Input records —
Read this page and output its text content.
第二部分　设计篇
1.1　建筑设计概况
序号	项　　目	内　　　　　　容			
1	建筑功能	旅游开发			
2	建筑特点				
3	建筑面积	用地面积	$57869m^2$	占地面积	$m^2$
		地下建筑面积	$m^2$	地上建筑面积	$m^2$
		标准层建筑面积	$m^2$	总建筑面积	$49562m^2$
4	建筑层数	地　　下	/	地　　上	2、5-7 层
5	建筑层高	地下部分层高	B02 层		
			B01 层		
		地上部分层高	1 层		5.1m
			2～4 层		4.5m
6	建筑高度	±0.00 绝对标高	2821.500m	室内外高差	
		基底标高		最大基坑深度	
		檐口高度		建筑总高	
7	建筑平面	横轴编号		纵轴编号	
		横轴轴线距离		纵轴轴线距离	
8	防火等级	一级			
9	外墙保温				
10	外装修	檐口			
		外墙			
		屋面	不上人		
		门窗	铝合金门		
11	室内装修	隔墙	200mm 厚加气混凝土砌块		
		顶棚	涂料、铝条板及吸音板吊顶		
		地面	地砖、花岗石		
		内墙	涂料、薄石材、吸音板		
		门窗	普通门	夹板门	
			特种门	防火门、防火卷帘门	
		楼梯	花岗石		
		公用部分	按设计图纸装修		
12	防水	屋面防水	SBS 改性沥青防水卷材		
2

Stated exercise — Once more, set down the full listing, verbatim.

Response for this exercise —
Read this page and output its text content.
第二部分　设计篇
1.1　建筑设计概况
序号	项　　目	内　　　　　　容			
1	建筑功能	旅游开发			
2	建筑特点				
3	建筑面积	用地面积	$57869m^2$	占地面积	$m^2$
		地下建筑面积	$m^2$	地上建筑面积	$m^2$
		标准层建筑面积	$m^2$	总建筑面积	$49562m^2$
4	建筑层数	地　　下	/	地　　上	2、5-7 层
5	建筑层高	地下部分层高	B02 层		
			B01 层		
		地上部分层高	1 层		5.1m
			2～4 层		4.5m
6	建筑高度	±0.00 绝对标高	2821.500m	室内外高差	
		基底标高		最大基坑深度	
		檐口高度		建筑总高	
7	建筑平面	横轴编号		纵轴编号	
		横轴轴线距离		纵轴轴线距离	
8	防火等级	一级			
9	外墙保温				
10	外装修	檐口			
		外墙			
		屋面	不上人		
		门窗	铝合金门		
11	室内装修	隔墙	200mm 厚加气混凝土砌块		
		顶棚	涂料、铝条板及吸音板吊顶		
		地面	地砖、花岗石		
		内墙	涂料、薄石材、吸音板		
		门窗	普通门	夹板门	
			特种门	防火门、防火卷帘门	
		楼梯	花岗石		
		公用部分	按设计图纸装修		
12	防水	屋面防水	SBS 改性沥青防水卷材		
2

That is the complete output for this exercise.